▽
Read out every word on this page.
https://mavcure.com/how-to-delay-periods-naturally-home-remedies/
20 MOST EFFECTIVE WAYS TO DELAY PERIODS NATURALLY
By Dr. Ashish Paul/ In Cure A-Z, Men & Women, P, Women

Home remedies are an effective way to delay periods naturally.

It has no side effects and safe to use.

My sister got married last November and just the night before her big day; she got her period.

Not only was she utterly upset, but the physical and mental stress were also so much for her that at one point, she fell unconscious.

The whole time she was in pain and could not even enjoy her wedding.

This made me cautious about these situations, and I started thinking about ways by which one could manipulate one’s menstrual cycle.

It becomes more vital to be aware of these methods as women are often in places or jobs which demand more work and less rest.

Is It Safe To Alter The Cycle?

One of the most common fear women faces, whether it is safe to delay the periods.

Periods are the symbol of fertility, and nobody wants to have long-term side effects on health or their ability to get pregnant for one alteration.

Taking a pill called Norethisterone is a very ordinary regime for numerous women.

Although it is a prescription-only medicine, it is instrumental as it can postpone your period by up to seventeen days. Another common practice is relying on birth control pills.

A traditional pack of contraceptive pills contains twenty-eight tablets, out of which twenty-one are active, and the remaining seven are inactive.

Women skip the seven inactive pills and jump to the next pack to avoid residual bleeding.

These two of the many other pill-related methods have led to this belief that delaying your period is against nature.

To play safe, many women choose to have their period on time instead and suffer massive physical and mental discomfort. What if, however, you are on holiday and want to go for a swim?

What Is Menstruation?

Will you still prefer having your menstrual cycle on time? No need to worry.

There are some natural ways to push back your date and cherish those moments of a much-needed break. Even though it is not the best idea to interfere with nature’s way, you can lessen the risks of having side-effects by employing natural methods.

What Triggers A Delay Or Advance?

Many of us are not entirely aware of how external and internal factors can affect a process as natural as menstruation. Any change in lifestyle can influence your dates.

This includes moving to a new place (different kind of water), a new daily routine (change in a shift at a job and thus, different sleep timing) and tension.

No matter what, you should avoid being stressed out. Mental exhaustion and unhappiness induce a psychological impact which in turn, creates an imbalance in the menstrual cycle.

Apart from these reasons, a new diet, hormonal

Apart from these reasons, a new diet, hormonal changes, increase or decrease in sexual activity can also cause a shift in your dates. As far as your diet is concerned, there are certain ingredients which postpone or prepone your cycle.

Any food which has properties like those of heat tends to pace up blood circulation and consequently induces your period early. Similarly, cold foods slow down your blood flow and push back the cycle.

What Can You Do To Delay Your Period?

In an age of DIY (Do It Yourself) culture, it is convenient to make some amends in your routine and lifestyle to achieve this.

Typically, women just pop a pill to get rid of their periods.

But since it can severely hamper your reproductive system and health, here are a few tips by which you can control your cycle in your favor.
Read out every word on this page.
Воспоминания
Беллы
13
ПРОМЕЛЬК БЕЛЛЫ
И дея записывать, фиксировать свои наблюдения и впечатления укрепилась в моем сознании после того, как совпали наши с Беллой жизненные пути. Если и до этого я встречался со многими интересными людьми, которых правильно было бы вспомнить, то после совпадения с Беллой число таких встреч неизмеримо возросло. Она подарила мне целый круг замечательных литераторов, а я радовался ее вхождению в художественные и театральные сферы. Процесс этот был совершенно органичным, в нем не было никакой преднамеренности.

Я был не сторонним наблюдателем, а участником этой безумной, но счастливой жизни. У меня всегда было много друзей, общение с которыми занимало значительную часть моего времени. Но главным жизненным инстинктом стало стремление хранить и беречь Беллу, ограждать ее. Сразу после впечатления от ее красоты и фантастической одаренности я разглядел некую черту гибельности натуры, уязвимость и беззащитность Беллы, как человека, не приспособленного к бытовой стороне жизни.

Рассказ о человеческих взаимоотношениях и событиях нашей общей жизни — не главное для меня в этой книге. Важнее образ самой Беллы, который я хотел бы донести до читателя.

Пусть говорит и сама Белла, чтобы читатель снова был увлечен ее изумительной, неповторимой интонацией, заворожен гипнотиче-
△
Goal:
Reproduce every line of the material above exactly.

Full response:
Read out every word on this page.
https://mavcure.com/how-to-delay-periods-naturally-home-remedies/
20 MOST EFFECTIVE WAYS TO DELAY PERIODS NATURALLY
By Dr. Ashish Paul/ In Cure A-Z, Men & Women, P, Women

Home remedies are an effective way to delay periods naturally.

It has no side effects and safe to use.

My sister got married last November and just the night before her big day; she got her period.

Not only was she utterly upset, but the physical and mental stress were also so much for her that at one point, she fell unconscious.

The whole time she was in pain and could not even enjoy her wedding.

This made me cautious about these situations, and I started thinking about ways by which one could manipulate one’s menstrual cycle.

It becomes more vital to be aware of these methods as women are often in places or jobs which demand more work and less rest.

Is It Safe To Alter The Cycle?

One of the most common fear women faces, whether it is safe to delay the periods.

Periods are the symbol of fertility, and nobody wants to have long-term side effects on health or their ability to get pregnant for one alteration.

Taking a pill called Norethisterone is a very ordinary regime for numerous women.

Although it is a prescription-only medicine, it is instrumental as it can postpone your period by up to seventeen days. Another common practice is relying on birth control pills.

A traditional pack of contraceptive pills contains twenty-eight tablets, out of which twenty-one are active, and the remaining seven are inactive.

Women skip the seven inactive pills and jump to the next pack to avoid residual bleeding.

These two of the many other pill-related methods have led to this belief that delaying your period is against nature.

To play safe, many women choose to have their period on time instead and suffer massive physical and mental discomfort. What if, however, you are on holiday and want to go for a swim?

What Is Menstruation?

Will you still prefer having your menstrual cycle on time? No need to worry.

There are some natural ways to push back your date and cherish those moments of a much-needed break. Even though it is not the best idea to interfere with nature’s way, you can lessen the risks of having side-effects by employing natural methods.

What Triggers A Delay Or Advance?

Many of us are not entirely aware of how external and internal factors can affect a process as natural as menstruation. Any change in lifestyle can influence your dates.

This includes moving to a new place (different kind of water), a new daily routine (change in a shift at a job and thus, different sleep timing) and tension.

No matter what, you should avoid being stressed out. Mental exhaustion and unhappiness induce a psychological impact which in turn, creates an imbalance in the menstrual cycle.

Apart from these reasons, a new diet, hormonal

Apart from these reasons, a new diet, hormonal changes, increase or decrease in sexual activity can also cause a shift in your dates. As far as your diet is concerned, there are certain ingredients which postpone or prepone your cycle.

Any food which has properties like those of heat tends to pace up blood circulation and consequently induces your period early. Similarly, cold foods slow down your blood flow and push back the cycle.

What Can You Do To Delay Your Period?

In an age of DIY (Do It Yourself) culture, it is convenient to make some amends in your routine and lifestyle to achieve this.

Typically, women just pop a pill to get rid of their periods.

But since it can severely hamper your reproductive system and health, here are a few tips by which you can control your cycle in your favor.
Read out every word on this page.
Воспоминания
Беллы
13
ПРОМЕЛЬК БЕЛЛЫ
И дея записывать, фиксировать свои наблюдения и впечатления укрепилась в моем сознании после того, как совпали наши с Беллой жизненные пути. Если и до этого я встречался со многими интересными людьми, которых правильно было бы вспомнить, то после совпадения с Беллой число таких встреч неизмеримо возросло. Она подарила мне целый круг замечательных литераторов, а я радовался ее вхождению в художественные и театральные сферы. Процесс этот был совершенно органичным, в нем не было никакой преднамеренности.

Я был не сторонним наблюдателем, а участником этой безумной, но счастливой жизни. У меня всегда было много друзей, общение с которыми занимало значительную часть моего времени. Но главным жизненным инстинктом стало стремление хранить и беречь Беллу, ограждать ее. Сразу после впечатления от ее красоты и фантастической одаренности я разглядел некую черту гибельности натуры, уязвимость и беззащитность Беллы, как человека, не приспособленного к бытовой стороне жизни.

Рассказ о человеческих взаимоотношениях и событиях нашей общей жизни — не главное для меня в этой книге. Важнее образ самой Беллы, который я хотел бы донести до читателя.

Пусть говорит и сама Белла, чтобы читатель снова был увлечен ее изумительной, неповторимой интонацией, заворожен гипнотиче-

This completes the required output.